*RECORDS FOR THE EXERCISE*

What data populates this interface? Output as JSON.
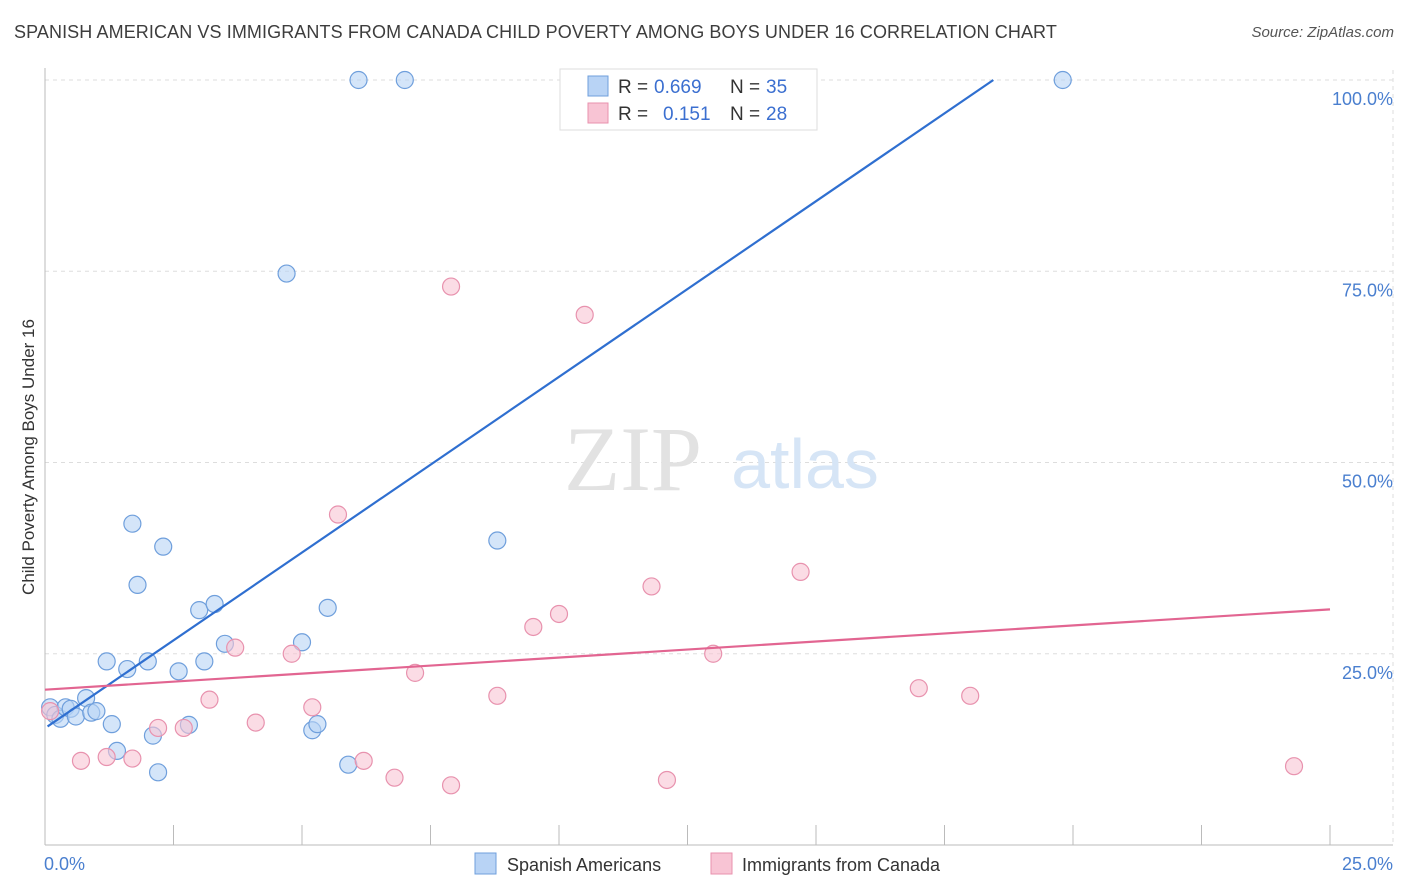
{
  "title": "SPANISH AMERICAN VS IMMIGRANTS FROM CANADA CHILD POVERTY AMONG BOYS UNDER 16 CORRELATION CHART",
  "source": "Source: ZipAtlas.com",
  "watermark": {
    "zip": "ZIP",
    "atlas": "atlas"
  },
  "colors": {
    "blue_fill": "#b8d3f5",
    "blue_stroke": "#6f9fdc",
    "blue_line": "#2f6fd0",
    "pink_fill": "#f8c4d4",
    "pink_stroke": "#e892ae",
    "pink_line": "#e26591",
    "grid": "#dddddd",
    "tick_text": "#4a7fcf"
  },
  "chart_data": {
    "type": "scatter",
    "title": "SPANISH AMERICAN VS IMMIGRANTS FROM CANADA CHILD POVERTY AMONG BOYS UNDER 16 CORRELATION CHART",
    "xlabel": "",
    "ylabel": "Child Poverty Among Boys Under 16",
    "xlim": [
      0,
      25
    ],
    "ylim": [
      0,
      100
    ],
    "x_tick_labels": {
      "min": "0.0%",
      "max": "25.0%"
    },
    "y_ticks": [
      {
        "value": 25,
        "label": "25.0%"
      },
      {
        "value": 50,
        "label": "50.0%"
      },
      {
        "value": 75,
        "label": "75.0%"
      },
      {
        "value": 100,
        "label": "100.0%"
      }
    ],
    "grid": true,
    "legend": {
      "position": "top-center",
      "entries": [
        {
          "r_label": "R =",
          "r_value": "0.669",
          "n_label": "N =",
          "n_value": "35"
        },
        {
          "r_label": "R =",
          "r_value": "0.151",
          "n_label": "N =",
          "n_value": "28"
        }
      ]
    },
    "series": [
      {
        "name": "Spanish Americans",
        "color": "blue",
        "trend": {
          "x": [
            0.05,
            18.45
          ],
          "y": [
            15.5,
            100
          ]
        },
        "points": [
          [
            0.1,
            18
          ],
          [
            0.2,
            17
          ],
          [
            0.3,
            16.5
          ],
          [
            0.4,
            18
          ],
          [
            0.5,
            17.8
          ],
          [
            0.6,
            16.8
          ],
          [
            0.8,
            19.2
          ],
          [
            0.9,
            17.3
          ],
          [
            1.0,
            17.5
          ],
          [
            1.2,
            24
          ],
          [
            1.3,
            15.8
          ],
          [
            1.4,
            12.3
          ],
          [
            1.6,
            23
          ],
          [
            1.7,
            42
          ],
          [
            1.8,
            34
          ],
          [
            2.0,
            24
          ],
          [
            2.1,
            14.3
          ],
          [
            2.2,
            9.5
          ],
          [
            2.3,
            39
          ],
          [
            2.6,
            22.7
          ],
          [
            2.8,
            15.7
          ],
          [
            3.0,
            30.7
          ],
          [
            3.1,
            24
          ],
          [
            3.3,
            31.5
          ],
          [
            3.5,
            26.3
          ],
          [
            4.7,
            74.7
          ],
          [
            5.0,
            26.5
          ],
          [
            5.2,
            15
          ],
          [
            5.3,
            15.8
          ],
          [
            5.5,
            31
          ],
          [
            5.9,
            10.5
          ],
          [
            6.1,
            100
          ],
          [
            7.0,
            100
          ],
          [
            8.8,
            39.8
          ],
          [
            19.8,
            100
          ]
        ]
      },
      {
        "name": "Immigrants from Canada",
        "color": "pink",
        "trend": {
          "x": [
            0,
            25
          ],
          "y": [
            20.3,
            30.8
          ]
        },
        "points": [
          [
            0.1,
            17.5
          ],
          [
            0.7,
            11
          ],
          [
            1.2,
            11.5
          ],
          [
            1.7,
            11.3
          ],
          [
            2.2,
            15.3
          ],
          [
            2.7,
            15.3
          ],
          [
            3.2,
            19
          ],
          [
            3.7,
            25.8
          ],
          [
            4.1,
            16
          ],
          [
            4.8,
            25
          ],
          [
            5.2,
            18
          ],
          [
            5.7,
            43.2
          ],
          [
            6.2,
            11
          ],
          [
            6.8,
            8.8
          ],
          [
            7.2,
            22.5
          ],
          [
            7.9,
            73
          ],
          [
            7.9,
            7.8
          ],
          [
            8.8,
            19.5
          ],
          [
            9.5,
            28.5
          ],
          [
            10.0,
            30.2
          ],
          [
            10.5,
            69.3
          ],
          [
            11.8,
            33.8
          ],
          [
            12.1,
            8.5
          ],
          [
            13.0,
            25
          ],
          [
            14.7,
            35.7
          ],
          [
            17.0,
            20.5
          ],
          [
            18.0,
            19.5
          ],
          [
            24.3,
            10.3
          ]
        ]
      }
    ]
  }
}
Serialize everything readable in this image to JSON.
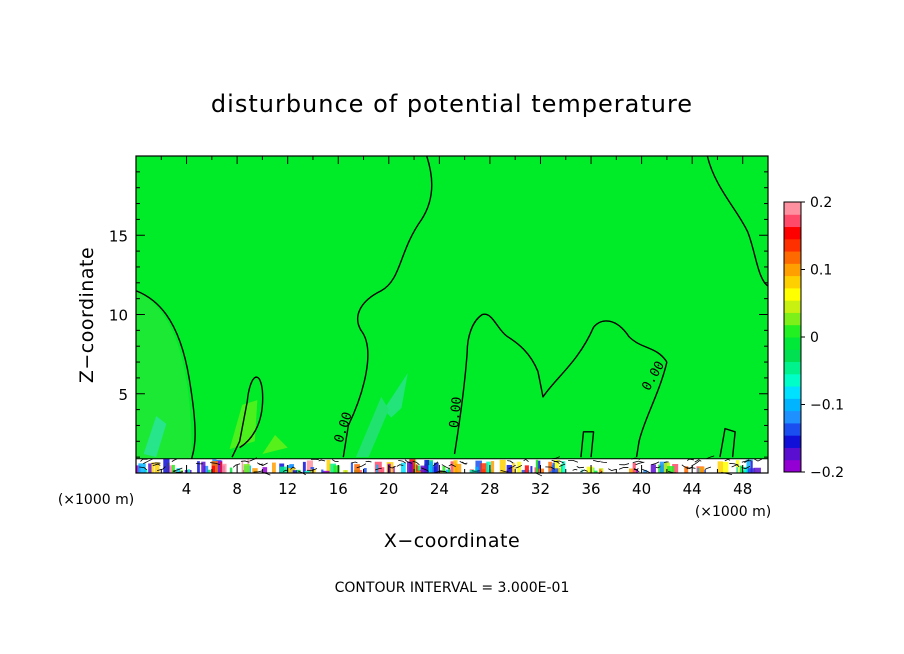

*TASK BRIEF*
Skip the pictures, then retype every line above exactly.

*RESPONSE*
What data populates this interface? Output as JSON.
{
  "title": "SPANISH AMERICAN VS IMMIGRANTS FROM CANADA CHILD POVERTY AMONG BOYS UNDER 16 CORRELATION CHART",
  "source": "Source: ZipAtlas.com",
  "watermark": {
    "zip": "ZIP",
    "atlas": "atlas"
  },
  "colors": {
    "blue_fill": "#b8d3f5",
    "blue_stroke": "#6f9fdc",
    "blue_line": "#2f6fd0",
    "pink_fill": "#f8c4d4",
    "pink_stroke": "#e892ae",
    "pink_line": "#e26591",
    "grid": "#dddddd",
    "tick_text": "#4a7fcf"
  },
  "chart_data": {
    "type": "scatter",
    "title": "SPANISH AMERICAN VS IMMIGRANTS FROM CANADA CHILD POVERTY AMONG BOYS UNDER 16 CORRELATION CHART",
    "xlabel": "",
    "ylabel": "Child Poverty Among Boys Under 16",
    "xlim": [
      0,
      25
    ],
    "ylim": [
      0,
      100
    ],
    "x_tick_labels": {
      "min": "0.0%",
      "max": "25.0%"
    },
    "y_ticks": [
      {
        "value": 25,
        "label": "25.0%"
      },
      {
        "value": 50,
        "label": "50.0%"
      },
      {
        "value": 75,
        "label": "75.0%"
      },
      {
        "value": 100,
        "label": "100.0%"
      }
    ],
    "grid": true,
    "legend": {
      "position": "top-center",
      "entries": [
        {
          "r_label": "R =",
          "r_value": "0.669",
          "n_label": "N =",
          "n_value": "35"
        },
        {
          "r_label": "R =",
          "r_value": "0.151",
          "n_label": "N =",
          "n_value": "28"
        }
      ]
    },
    "series": [
      {
        "name": "Spanish Americans",
        "color": "blue",
        "trend": {
          "x": [
            0.05,
            18.45
          ],
          "y": [
            15.5,
            100
          ]
        },
        "points": [
          [
            0.1,
            18
          ],
          [
            0.2,
            17
          ],
          [
            0.3,
            16.5
          ],
          [
            0.4,
            18
          ],
          [
            0.5,
            17.8
          ],
          [
            0.6,
            16.8
          ],
          [
            0.8,
            19.2
          ],
          [
            0.9,
            17.3
          ],
          [
            1.0,
            17.5
          ],
          [
            1.2,
            24
          ],
          [
            1.3,
            15.8
          ],
          [
            1.4,
            12.3
          ],
          [
            1.6,
            23
          ],
          [
            1.7,
            42
          ],
          [
            1.8,
            34
          ],
          [
            2.0,
            24
          ],
          [
            2.1,
            14.3
          ],
          [
            2.2,
            9.5
          ],
          [
            2.3,
            39
          ],
          [
            2.6,
            22.7
          ],
          [
            2.8,
            15.7
          ],
          [
            3.0,
            30.7
          ],
          [
            3.1,
            24
          ],
          [
            3.3,
            31.5
          ],
          [
            3.5,
            26.3
          ],
          [
            4.7,
            74.7
          ],
          [
            5.0,
            26.5
          ],
          [
            5.2,
            15
          ],
          [
            5.3,
            15.8
          ],
          [
            5.5,
            31
          ],
          [
            5.9,
            10.5
          ],
          [
            6.1,
            100
          ],
          [
            7.0,
            100
          ],
          [
            8.8,
            39.8
          ],
          [
            19.8,
            100
          ]
        ]
      },
      {
        "name": "Immigrants from Canada",
        "color": "pink",
        "trend": {
          "x": [
            0,
            25
          ],
          "y": [
            20.3,
            30.8
          ]
        },
        "points": [
          [
            0.1,
            17.5
          ],
          [
            0.7,
            11
          ],
          [
            1.2,
            11.5
          ],
          [
            1.7,
            11.3
          ],
          [
            2.2,
            15.3
          ],
          [
            2.7,
            15.3
          ],
          [
            3.2,
            19
          ],
          [
            3.7,
            25.8
          ],
          [
            4.1,
            16
          ],
          [
            4.8,
            25
          ],
          [
            5.2,
            18
          ],
          [
            5.7,
            43.2
          ],
          [
            6.2,
            11
          ],
          [
            6.8,
            8.8
          ],
          [
            7.2,
            22.5
          ],
          [
            7.9,
            73
          ],
          [
            7.9,
            7.8
          ],
          [
            8.8,
            19.5
          ],
          [
            9.5,
            28.5
          ],
          [
            10.0,
            30.2
          ],
          [
            10.5,
            69.3
          ],
          [
            11.8,
            33.8
          ],
          [
            12.1,
            8.5
          ],
          [
            13.0,
            25
          ],
          [
            14.7,
            35.7
          ],
          [
            17.0,
            20.5
          ],
          [
            18.0,
            19.5
          ],
          [
            24.3,
            10.3
          ]
        ]
      }
    ]
  }
}
Serialize everything readable in this image to JSON.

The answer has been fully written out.